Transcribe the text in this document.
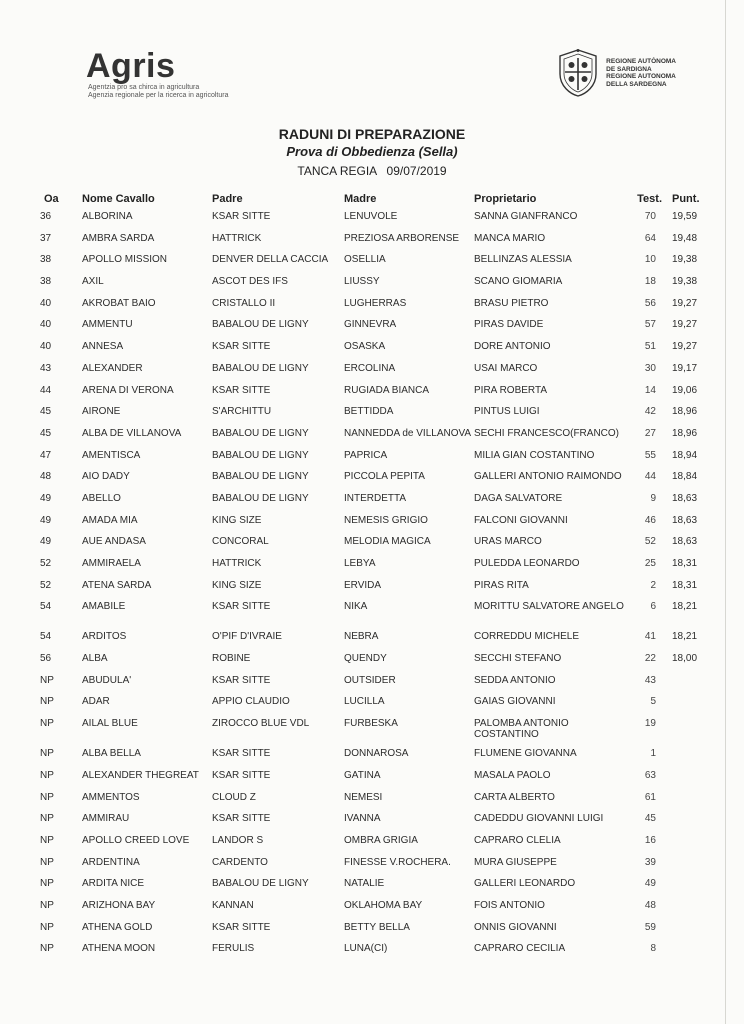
Agris
Agentzia pro sa chirca in agricultura
Agenzia regionale per la ricerca in agricoltura
REGIONE AUTÒNOMA
DE SARDIGNA
REGIONE AUTONOMA
DELLA SARDEGNA
RADUNI DI PREPARAZIONE
Prova di Obbedienza (Sella)
TANCA REGIA 09/07/2019
Oa	Nome Cavallo	Padre	Madre	Proprietario	Test.	Punt.
36	ALBORINA	KSAR SITTE	LENUVOLE	SANNA GIANFRANCO	70	19,59
37	AMBRA SARDA	HATTRICK	PREZIOSA ARBORENSE	MANCA MARIO	64	19,48
38	APOLLO MISSION	DENVER DELLA CACCIA	OSELLIA	BELLINZAS ALESSIA	10	19,38
38	AXIL	ASCOT DES IFS	LIUSSY	SCANO GIOMARIA	18	19,38
40	AKROBAT BAIO	CRISTALLO II	LUGHERRAS	BRASU PIETRO	56	19,27
40	AMMENTU	BABALOU DE LIGNY	GINNEVRA	PIRAS DAVIDE	57	19,27
40	ANNESA	KSAR SITTE	OSASKA	DORE ANTONIO	51	19,27
43	ALEXANDER	BABALOU DE LIGNY	ERCOLINA	USAI MARCO	30	19,17
44	ARENA DI VERONA	KSAR SITTE	RUGIADA BIANCA	PIRA ROBERTA	14	19,06
45	AIRONE	S'ARCHITTU	BETTIDDA	PINTUS LUIGI	42	18,96
45	ALBA DE VILLANOVA	BABALOU DE LIGNY	NANNEDDA de VILLANOVA	SECHI FRANCESCO(FRANCO)	27	18,96
47	AMENTISCA	BABALOU DE LIGNY	PAPRICA	MILIA GIAN COSTANTINO	55	18,94
48	AIO DADY	BABALOU DE LIGNY	PICCOLA PEPITA	GALLERI ANTONIO RAIMONDO	44	18,84
49	ABELLO	BABALOU DE LIGNY	INTERDETTA	DAGA SALVATORE	9	18,63
49	AMADA MIA	KING SIZE	NEMESIS GRIGIO	FALCONI GIOVANNI	46	18,63
49	AUE ANDASA	CONCORAL	MELODIA MAGICA	URAS MARCO	52	18,63
52	AMMIRAELA	HATTRICK	LEBYA	PULEDDA LEONARDO	25	18,31
52	ATENA SARDA	KING SIZE	ERVIDA	PIRAS RITA	2	18,31
54	AMABILE	KSAR SITTE	NIKA	MORITTU SALVATORE ANGELO	6	18,21
54	ARDITOS	O'PIF D'IVRAIE	NEBRA	CORREDDU MICHELE	41	18,21
56	ALBA	ROBINE	QUENDY	SECCHI STEFANO	22	18,00
NP	ABUDULA'	KSAR SITTE	OUTSIDER	SEDDA ANTONIO	43	
NP	ADAR	APPIO CLAUDIO	LUCILLA	GAIAS GIOVANNI	5	
NP	AILAL BLUE	ZIROCCO BLUE VDL	FURBESKA	PALOMBA ANTONIO COSTANTINO	19	
NP	ALBA BELLA	KSAR SITTE	DONNAROSA	FLUMENE GIOVANNA	1	
NP	ALEXANDER THEGREAT	KSAR SITTE	GATINA	MASALA PAOLO	63	
NP	AMMENTOS	CLOUD Z	NEMESI	CARTA ALBERTO	61	
NP	AMMIRAU	KSAR SITTE	IVANNA	CADEDDU GIOVANNI LUIGI	45	
NP	APOLLO CREED LOVE	LANDOR S	OMBRA GRIGIA	CAPRARO CLELIA	16	
NP	ARDENTINA	CARDENTO	FINESSE V.ROCHERA.	MURA GIUSEPPE	39	
NP	ARDITA NICE	BABALOU DE LIGNY	NATALIE	GALLERI LEONARDO	49	
NP	ARIZHONA BAY	KANNAN	OKLAHOMA BAY	FOIS ANTONIO	48	
NP	ATHENA GOLD	KSAR SITTE	BETTY BELLA	ONNIS GIOVANNI	59	
NP	ATHENA MOON	FERULIS	LUNA(CI)	CAPRARO CECILIA	8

•••••

Exercise: Skipping the pictures, transcribe each line above exactly as it appears.

Answer to this task:
Transcribe the text in this document.
Agris
Agentzia pro sa chirca in agricultura
Agenzia regionale per la ricerca in agricoltura
REGIONE AUTÒNOMA
DE SARDIGNA
REGIONE AUTONOMA
DELLA SARDEGNA
RADUNI DI PREPARAZIONE
Prova di Obbedienza (Sella)
TANCA REGIA 09/07/2019
Oa	Nome Cavallo	Padre	Madre	Proprietario	Test.	Punt.
36	ALBORINA	KSAR SITTE	LENUVOLE	SANNA GIANFRANCO	70	19,59
37	AMBRA SARDA	HATTRICK	PREZIOSA ARBORENSE	MANCA MARIO	64	19,48
38	APOLLO MISSION	DENVER DELLA CACCIA	OSELLIA	BELLINZAS ALESSIA	10	19,38
38	AXIL	ASCOT DES IFS	LIUSSY	SCANO GIOMARIA	18	19,38
40	AKROBAT BAIO	CRISTALLO II	LUGHERRAS	BRASU PIETRO	56	19,27
40	AMMENTU	BABALOU DE LIGNY	GINNEVRA	PIRAS DAVIDE	57	19,27
40	ANNESA	KSAR SITTE	OSASKA	DORE ANTONIO	51	19,27
43	ALEXANDER	BABALOU DE LIGNY	ERCOLINA	USAI MARCO	30	19,17
44	ARENA DI VERONA	KSAR SITTE	RUGIADA BIANCA	PIRA ROBERTA	14	19,06
45	AIRONE	S'ARCHITTU	BETTIDDA	PINTUS LUIGI	42	18,96
45	ALBA DE VILLANOVA	BABALOU DE LIGNY	NANNEDDA de VILLANOVA	SECHI FRANCESCO(FRANCO)	27	18,96
47	AMENTISCA	BABALOU DE LIGNY	PAPRICA	MILIA GIAN COSTANTINO	55	18,94
48	AIO DADY	BABALOU DE LIGNY	PICCOLA PEPITA	GALLERI ANTONIO RAIMONDO	44	18,84
49	ABELLO	BABALOU DE LIGNY	INTERDETTA	DAGA SALVATORE	9	18,63
49	AMADA MIA	KING SIZE	NEMESIS GRIGIO	FALCONI GIOVANNI	46	18,63
49	AUE ANDASA	CONCORAL	MELODIA MAGICA	URAS MARCO	52	18,63
52	AMMIRAELA	HATTRICK	LEBYA	PULEDDA LEONARDO	25	18,31
52	ATENA SARDA	KING SIZE	ERVIDA	PIRAS RITA	2	18,31
54	AMABILE	KSAR SITTE	NIKA	MORITTU SALVATORE ANGELO	6	18,21
54	ARDITOS	O'PIF D'IVRAIE	NEBRA	CORREDDU MICHELE	41	18,21
56	ALBA	ROBINE	QUENDY	SECCHI STEFANO	22	18,00
NP	ABUDULA'	KSAR SITTE	OUTSIDER	SEDDA ANTONIO	43	
NP	ADAR	APPIO CLAUDIO	LUCILLA	GAIAS GIOVANNI	5	
NP	AILAL BLUE	ZIROCCO BLUE VDL	FURBESKA	PALOMBA ANTONIO COSTANTINO	19	
NP	ALBA BELLA	KSAR SITTE	DONNAROSA	FLUMENE GIOVANNA	1	
NP	ALEXANDER THEGREAT	KSAR SITTE	GATINA	MASALA PAOLO	63	
NP	AMMENTOS	CLOUD Z	NEMESI	CARTA ALBERTO	61	
NP	AMMIRAU	KSAR SITTE	IVANNA	CADEDDU GIOVANNI LUIGI	45	
NP	APOLLO CREED LOVE	LANDOR S	OMBRA GRIGIA	CAPRARO CLELIA	16	
NP	ARDENTINA	CARDENTO	FINESSE V.ROCHERA.	MURA GIUSEPPE	39	
NP	ARDITA NICE	BABALOU DE LIGNY	NATALIE	GALLERI LEONARDO	49	
NP	ARIZHONA BAY	KANNAN	OKLAHOMA BAY	FOIS ANTONIO	48	
NP	ATHENA GOLD	KSAR SITTE	BETTY BELLA	ONNIS GIOVANNI	59	
NP	ATHENA MOON	FERULIS	LUNA(CI)	CAPRARO CECILIA	8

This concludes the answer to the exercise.